▶ **EXERCISE PASSAGE**

  4. My experience is with Brittanies, and might not apply to other breeds.
    Our current pup can, when requested, bring a ball, stick, toy, or Frisbee. By “toy”, I mean a stuffed toy, which he likes to play tug with.
    The wife has tried to do red ball vs blue ball, but that has met with limited success due probably to vision differences.

    Pointing- We point at the dog bed and he goes and lays down in it. I point at the truck and he gets in. I could see the possibility of Dr. Coyne’s suggestion that he is just doing the action associated with the thing near my hand, but often the thing being pointed at is some distance away.
    Also, when I throw an object into a pond or field, he goes after it. If he cannot locate it quickly, he looks back at me for help. If I put my left arm out, he looks to his right . In this case, he is not even looking at where I am pointing, but interpreting my gesture as a relative direction from his present position. Direction as an abstract concept.

    Other Brittanies use such hand signals as directions to patrol when hunting in a field. My current dog is primarily interested in fetching things, and his eternal war with squirrels, chipmunks, and rabbits.

    I have no doubt that he could be trained to ignore those with little effort. Our dogs ignore the livestock completely. If one of them is watching a herd closely, you can bet that a look through the binoculars will confirm that some elk or deer are grazing with the herd.

  5. When I was a teenager, we had a Yorkshire terrier called Tyke. He quickly learned any cues signalling that my parents were going out without him (a major crime in his eyes). Any mention of anything related to leaving the house, such as “out”, “keys”, “coat”, or “shoes”, would have him waiting by the door expectantly, and attempts to spell them instead (“I’m going o-u-t” etc.) soon ended in failure. Similarly, saying “cheese” (his favourite treat and one that he could also recognise when spelled out), “snack”, or “fridge” would see him racing to the kitchen and begging, usually successfully.

    Mum was a children’s speech therapist and often observed that Tyke had a wider vocabulary than many of her clients.

  6. I was told that what started the research on canine cognition by the pupils of Tomasello is that, when the great apes failed some cognitive test, people would say, But my dog can do that!

▶ **COMPLETE THE FOLLOWING**
1. List every word whose mention sent Tyke to wait by the door, as given in the reader comments on dog cognition.
2. Say whether each statement agrees with the reader comments on dog cognition, and back each yes or no with a quotation from them. (a) The attempt to teach red ball versus blue ball was highly successful. (b) Tyke could recognize the word "cheese" when it was spelled out. (c) The Brittanies chase the livestock.
3. Pick up the reader comments on dog cognition after their final sentence and continue them.
The material that follows has no connection to the reader comments on dog cognition.

Records excerpted from a collection

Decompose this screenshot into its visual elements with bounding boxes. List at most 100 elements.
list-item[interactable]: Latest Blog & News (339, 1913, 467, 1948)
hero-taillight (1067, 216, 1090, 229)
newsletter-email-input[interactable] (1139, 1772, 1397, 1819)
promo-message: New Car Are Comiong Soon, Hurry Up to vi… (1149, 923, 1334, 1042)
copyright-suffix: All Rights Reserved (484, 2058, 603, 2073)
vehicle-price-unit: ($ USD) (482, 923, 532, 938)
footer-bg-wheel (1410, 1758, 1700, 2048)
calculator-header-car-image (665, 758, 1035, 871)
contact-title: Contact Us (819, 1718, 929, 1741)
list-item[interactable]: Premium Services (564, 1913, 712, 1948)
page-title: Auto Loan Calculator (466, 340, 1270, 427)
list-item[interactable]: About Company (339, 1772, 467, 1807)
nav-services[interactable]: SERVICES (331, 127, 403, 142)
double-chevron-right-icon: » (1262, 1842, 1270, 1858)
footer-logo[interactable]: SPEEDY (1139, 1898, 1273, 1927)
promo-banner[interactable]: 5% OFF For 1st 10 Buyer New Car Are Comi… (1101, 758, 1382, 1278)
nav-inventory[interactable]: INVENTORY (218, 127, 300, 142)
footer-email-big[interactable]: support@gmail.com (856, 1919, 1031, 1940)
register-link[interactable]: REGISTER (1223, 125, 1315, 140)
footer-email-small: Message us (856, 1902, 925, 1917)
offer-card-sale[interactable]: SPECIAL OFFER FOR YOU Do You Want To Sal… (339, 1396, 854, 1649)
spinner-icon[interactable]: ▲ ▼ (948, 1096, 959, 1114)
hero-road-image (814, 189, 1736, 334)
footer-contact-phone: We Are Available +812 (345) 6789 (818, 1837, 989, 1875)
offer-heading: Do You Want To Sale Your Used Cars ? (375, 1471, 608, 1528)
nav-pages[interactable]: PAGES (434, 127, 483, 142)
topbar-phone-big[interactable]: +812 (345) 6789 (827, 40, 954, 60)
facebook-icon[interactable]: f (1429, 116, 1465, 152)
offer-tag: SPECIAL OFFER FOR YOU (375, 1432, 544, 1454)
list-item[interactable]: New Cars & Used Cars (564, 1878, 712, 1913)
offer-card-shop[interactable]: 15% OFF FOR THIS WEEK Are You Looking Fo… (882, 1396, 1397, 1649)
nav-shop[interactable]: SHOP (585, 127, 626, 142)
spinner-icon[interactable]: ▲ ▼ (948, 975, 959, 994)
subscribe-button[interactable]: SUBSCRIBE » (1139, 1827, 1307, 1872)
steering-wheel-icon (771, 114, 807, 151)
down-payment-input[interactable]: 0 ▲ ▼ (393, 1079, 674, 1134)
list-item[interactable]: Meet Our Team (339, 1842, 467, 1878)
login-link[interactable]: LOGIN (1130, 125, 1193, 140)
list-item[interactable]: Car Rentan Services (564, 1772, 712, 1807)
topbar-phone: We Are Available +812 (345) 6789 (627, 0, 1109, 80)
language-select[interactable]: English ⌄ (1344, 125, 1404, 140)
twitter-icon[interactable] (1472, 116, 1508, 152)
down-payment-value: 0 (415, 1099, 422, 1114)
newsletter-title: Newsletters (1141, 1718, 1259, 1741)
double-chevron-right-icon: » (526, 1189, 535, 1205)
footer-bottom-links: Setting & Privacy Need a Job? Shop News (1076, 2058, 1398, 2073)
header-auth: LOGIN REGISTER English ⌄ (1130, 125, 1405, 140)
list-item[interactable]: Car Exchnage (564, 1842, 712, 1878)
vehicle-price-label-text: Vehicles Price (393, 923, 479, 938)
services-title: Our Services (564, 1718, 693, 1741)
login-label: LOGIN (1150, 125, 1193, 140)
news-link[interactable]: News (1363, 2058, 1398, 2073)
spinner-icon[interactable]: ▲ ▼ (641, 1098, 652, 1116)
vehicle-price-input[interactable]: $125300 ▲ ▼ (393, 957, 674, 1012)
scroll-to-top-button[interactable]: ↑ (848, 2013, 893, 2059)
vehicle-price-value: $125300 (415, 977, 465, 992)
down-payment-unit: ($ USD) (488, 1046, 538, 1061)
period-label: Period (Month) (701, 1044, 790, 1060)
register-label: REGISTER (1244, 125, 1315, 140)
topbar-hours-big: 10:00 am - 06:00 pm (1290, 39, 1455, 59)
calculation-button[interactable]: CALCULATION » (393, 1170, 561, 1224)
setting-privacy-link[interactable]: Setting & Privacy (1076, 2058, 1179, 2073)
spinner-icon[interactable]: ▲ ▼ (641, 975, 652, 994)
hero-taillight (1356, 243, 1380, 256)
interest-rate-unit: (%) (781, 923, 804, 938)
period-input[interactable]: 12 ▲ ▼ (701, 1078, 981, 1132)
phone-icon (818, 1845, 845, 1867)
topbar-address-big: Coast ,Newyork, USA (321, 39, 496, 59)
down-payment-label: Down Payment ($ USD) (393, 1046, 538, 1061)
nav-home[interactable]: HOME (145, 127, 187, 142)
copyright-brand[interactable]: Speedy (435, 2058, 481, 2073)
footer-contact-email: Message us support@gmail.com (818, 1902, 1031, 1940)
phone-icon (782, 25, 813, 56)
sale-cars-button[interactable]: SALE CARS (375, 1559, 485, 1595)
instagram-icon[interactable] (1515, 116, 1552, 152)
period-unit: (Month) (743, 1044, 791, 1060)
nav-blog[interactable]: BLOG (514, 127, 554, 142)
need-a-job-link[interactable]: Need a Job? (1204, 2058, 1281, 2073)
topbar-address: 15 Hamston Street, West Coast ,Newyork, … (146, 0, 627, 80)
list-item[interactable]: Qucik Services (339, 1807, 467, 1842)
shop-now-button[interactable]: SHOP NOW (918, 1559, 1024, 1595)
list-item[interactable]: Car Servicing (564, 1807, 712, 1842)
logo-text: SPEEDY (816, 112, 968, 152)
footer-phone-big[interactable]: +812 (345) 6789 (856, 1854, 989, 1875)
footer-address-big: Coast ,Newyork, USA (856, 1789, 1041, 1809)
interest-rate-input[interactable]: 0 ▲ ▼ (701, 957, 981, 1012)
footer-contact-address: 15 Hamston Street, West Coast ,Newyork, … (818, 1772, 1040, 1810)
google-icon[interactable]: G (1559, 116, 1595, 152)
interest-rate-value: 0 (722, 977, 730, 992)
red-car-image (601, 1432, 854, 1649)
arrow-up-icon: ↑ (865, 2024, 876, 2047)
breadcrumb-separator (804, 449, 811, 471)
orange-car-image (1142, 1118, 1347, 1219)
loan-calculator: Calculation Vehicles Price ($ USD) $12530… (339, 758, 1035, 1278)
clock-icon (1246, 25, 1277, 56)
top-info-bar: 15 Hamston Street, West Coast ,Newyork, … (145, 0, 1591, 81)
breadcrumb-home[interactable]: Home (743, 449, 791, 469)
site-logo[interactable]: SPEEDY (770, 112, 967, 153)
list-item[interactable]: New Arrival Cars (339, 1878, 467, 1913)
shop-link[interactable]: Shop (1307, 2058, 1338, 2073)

▶ **RESPONSES FOR EACH TASK**
1. "out", "keys", "coat", "shoes"

2.
(a) No: "that has met with limited success due probably to vision differences."
(b) Yes: "one that he could also recognise when spelled out"
(c) No: "Our dogs ignore the livestock completely."

3.
  7. My family used to own a German shepherd/collie mix who knew how to open doors, apparently by holding the knob with his mouth. (We never knew for certain how he was grasping the knob, because he only did this when he was on the opposite side of a closed door from one of us.) What makes it impressive is that we never taught him how to open them; he figured it out entirely on his own after several years of watching humans. I think his learning to do this without being trained demonstrates cause-and-effect reasoning: he apparently realized that if the knob was turned, this made it possible to open the door.

  8. I recently read Frans de Waal’s “Are We Smart Enough to Know How Smart Elephants Are?” A really interesting look at how to define what intelligence would be for a dog (or corvid, or elephant), how tests for animal intelligence were different than tests for human intelligence, and so on. For example, they’d try the dot test on elephants (testing for a theory of self by putting a dot on the animal’s forehead and seeing if it reacted to its image in a mirror), but they concluded that elephants had no theory of self. Because they didn’t react to a human-sized mirror.

    Anyway, well worth a read!

  9. The first border collie I ever worked sheep with belonged to the neighbouring farm, but Meg was willing to work for anyone. Unfortunately, she only ‘spoke’ Welsh, but with respect to pointing, she did understand a gesture to command the most important manoeuvre in any sheepdog’s repertoire. Her owner taught me to throw out my right arm and make a sweeping motion with it when I butchered the Welsh for ‘get around’ and she would go around the flock to the far side and usher them towards me.
    Sadly, border collies are not a long-lived breed, and every one I’ve had developed epilepsy.